== Data supplied
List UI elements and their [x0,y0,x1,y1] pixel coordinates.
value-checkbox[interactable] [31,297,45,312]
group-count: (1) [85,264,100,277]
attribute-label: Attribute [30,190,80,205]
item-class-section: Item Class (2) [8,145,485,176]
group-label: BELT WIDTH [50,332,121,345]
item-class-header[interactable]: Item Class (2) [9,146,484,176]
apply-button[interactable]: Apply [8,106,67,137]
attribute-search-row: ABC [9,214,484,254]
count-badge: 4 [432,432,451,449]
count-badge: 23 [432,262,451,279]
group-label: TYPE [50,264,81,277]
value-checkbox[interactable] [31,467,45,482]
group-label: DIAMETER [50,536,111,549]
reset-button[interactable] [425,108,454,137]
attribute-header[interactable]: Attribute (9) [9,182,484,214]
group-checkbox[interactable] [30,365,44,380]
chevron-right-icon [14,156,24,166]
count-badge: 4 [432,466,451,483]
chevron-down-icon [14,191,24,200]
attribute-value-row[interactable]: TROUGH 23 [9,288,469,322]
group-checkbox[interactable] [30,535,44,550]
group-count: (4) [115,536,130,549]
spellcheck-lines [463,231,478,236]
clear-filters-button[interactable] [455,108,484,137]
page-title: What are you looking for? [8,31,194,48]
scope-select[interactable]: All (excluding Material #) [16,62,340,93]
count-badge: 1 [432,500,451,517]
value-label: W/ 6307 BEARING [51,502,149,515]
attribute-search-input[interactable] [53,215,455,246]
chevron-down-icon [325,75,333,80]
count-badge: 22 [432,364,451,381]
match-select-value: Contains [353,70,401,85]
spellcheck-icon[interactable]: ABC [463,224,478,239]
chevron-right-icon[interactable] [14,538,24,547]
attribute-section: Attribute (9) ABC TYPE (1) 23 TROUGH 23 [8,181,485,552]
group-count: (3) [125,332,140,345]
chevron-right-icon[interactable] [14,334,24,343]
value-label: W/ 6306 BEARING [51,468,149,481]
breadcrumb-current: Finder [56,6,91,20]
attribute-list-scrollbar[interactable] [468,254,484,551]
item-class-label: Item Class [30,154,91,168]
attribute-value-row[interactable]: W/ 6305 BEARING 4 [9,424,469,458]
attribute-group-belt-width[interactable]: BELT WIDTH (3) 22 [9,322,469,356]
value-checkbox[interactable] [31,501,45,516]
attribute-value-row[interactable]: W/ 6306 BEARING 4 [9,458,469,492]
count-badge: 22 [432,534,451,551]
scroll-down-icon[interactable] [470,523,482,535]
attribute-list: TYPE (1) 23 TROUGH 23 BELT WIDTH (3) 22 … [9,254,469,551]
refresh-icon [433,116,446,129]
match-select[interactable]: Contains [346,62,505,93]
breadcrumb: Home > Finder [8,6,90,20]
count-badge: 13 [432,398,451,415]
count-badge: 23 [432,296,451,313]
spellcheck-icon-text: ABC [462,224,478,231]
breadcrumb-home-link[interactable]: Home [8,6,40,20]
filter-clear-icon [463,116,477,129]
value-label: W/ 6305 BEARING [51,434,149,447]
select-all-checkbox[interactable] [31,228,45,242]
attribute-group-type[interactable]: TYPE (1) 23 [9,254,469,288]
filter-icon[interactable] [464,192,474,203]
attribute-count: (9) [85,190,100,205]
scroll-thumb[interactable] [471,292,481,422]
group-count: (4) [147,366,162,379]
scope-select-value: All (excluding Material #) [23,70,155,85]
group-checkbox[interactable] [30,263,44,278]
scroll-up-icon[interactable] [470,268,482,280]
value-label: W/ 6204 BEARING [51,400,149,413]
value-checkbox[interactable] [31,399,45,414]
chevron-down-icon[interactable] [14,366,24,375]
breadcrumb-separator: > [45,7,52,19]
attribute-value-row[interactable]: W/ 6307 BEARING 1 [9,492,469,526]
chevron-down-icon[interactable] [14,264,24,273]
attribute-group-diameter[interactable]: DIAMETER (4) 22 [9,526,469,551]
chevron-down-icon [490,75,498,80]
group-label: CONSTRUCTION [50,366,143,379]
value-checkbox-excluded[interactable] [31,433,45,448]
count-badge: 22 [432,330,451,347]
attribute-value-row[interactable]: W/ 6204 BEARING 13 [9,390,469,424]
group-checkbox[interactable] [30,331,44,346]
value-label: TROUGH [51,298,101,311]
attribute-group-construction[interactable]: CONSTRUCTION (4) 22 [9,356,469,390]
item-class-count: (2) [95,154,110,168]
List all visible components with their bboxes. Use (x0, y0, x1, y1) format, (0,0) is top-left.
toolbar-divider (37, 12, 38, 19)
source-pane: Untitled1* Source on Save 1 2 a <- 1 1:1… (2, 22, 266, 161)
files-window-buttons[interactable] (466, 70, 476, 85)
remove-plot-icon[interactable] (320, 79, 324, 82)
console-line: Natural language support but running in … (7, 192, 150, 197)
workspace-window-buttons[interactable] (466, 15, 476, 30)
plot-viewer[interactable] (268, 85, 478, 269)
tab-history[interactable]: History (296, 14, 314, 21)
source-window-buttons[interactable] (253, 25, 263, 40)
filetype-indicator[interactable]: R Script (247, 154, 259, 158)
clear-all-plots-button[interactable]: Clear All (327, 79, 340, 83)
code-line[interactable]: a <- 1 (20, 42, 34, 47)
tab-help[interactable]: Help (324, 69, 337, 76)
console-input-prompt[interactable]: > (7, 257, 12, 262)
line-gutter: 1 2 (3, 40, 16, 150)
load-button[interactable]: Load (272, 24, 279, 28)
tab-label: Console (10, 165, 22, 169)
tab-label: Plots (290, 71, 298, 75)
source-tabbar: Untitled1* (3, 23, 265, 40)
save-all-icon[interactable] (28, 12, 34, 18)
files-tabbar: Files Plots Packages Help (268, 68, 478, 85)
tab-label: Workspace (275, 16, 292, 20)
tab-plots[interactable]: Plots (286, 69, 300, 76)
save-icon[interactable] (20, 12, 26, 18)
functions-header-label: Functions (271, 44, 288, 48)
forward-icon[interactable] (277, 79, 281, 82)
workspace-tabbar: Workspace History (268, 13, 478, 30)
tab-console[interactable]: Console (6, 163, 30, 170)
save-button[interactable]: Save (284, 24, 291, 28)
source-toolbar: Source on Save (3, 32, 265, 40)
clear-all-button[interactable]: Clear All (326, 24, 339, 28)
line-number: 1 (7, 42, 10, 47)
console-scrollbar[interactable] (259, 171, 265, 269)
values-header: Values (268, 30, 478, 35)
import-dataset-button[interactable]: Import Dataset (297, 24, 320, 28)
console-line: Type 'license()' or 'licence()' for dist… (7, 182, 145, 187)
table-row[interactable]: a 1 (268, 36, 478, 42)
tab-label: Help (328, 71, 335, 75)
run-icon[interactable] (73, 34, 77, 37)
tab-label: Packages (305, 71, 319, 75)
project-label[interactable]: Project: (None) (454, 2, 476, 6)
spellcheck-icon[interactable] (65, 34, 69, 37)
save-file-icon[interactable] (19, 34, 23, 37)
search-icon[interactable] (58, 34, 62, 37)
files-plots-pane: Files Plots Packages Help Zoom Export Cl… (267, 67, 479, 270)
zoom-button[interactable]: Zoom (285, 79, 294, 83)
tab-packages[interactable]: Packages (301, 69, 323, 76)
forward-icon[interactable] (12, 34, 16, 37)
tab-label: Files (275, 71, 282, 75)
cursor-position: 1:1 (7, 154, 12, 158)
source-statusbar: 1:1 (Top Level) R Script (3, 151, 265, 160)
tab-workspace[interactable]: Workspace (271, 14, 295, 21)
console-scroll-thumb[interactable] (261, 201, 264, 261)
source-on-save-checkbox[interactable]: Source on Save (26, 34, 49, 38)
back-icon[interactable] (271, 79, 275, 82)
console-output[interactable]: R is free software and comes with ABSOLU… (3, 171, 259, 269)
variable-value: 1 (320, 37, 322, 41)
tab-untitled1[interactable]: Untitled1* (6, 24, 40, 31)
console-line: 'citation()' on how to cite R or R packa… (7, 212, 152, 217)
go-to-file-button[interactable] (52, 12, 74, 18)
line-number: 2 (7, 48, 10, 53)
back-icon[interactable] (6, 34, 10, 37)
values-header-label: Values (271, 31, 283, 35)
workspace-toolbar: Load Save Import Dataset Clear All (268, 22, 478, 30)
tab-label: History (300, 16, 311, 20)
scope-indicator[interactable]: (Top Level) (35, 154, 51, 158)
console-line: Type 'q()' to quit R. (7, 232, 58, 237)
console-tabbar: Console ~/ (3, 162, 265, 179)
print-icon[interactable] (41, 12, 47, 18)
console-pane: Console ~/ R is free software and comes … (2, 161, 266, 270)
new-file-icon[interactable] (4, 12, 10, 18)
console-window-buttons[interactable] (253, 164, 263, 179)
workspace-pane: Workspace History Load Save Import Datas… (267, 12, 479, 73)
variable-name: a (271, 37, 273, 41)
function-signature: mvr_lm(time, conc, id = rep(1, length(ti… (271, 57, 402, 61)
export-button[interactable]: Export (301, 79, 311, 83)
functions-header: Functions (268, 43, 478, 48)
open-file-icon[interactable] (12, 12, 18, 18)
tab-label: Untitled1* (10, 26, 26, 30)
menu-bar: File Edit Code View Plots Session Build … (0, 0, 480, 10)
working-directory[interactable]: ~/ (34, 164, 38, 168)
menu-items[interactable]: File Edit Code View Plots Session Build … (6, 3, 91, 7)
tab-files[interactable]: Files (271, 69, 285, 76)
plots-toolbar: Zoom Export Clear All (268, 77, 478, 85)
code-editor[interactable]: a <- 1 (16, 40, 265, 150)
====
• [The problem]: Present every line from the start of the material through the line containing "chevron-down-icon [14,191,24,200]", inclusive, as a Markdown table with the columns Row and Line, omitting blank lines.

• [Correct answer]:
| Row | Line |
|---|---|
| 1 | List UI elements and their [x0,y0,x1,y1] pixel coordinates. |
| 2 | value-checkbox[interactable] [31,297,45,312] |
| 3 | group-count: (1) [85,264,100,277] |
| 4 | attribute-label: Attribute [30,190,80,205] |
| 5 | item-class-section: Item Class (2) [8,145,485,176] |
| 6 | group-label: BELT WIDTH [50,332,121,345] |
| 7 | item-class-header[interactable]: Item Class (2) [9,146,484,176] |
| 8 | apply-button[interactable]: Apply [8,106,67,137] |
| 9 | attribute-search-row: ABC [9,214,484,254] |
| 10 | count-badge: 4 [432,432,451,449] |
| 11 | count-badge: 23 [432,262,451,279] |
| 12 | group-label: TYPE [50,264,81,277] |
| 13 | value-checkbox[interactable] [31,467,45,482] |
| 14 | group-label: DIAMETER [50,536,111,549] |
| 15 | reset-button[interactable] [425,108,454,137] |
| 16 | attribute-header[interactable]: Attribute (9) [9,182,484,214] |
| 17 | group-checkbox[interactable] [30,365,44,380] |
| 18 | chevron-right-icon [14,156,24,166] |
| 19 | count-badge: 4 [432,466,451,483] |
| 20 | chevron-down-icon [14,191,24,200] |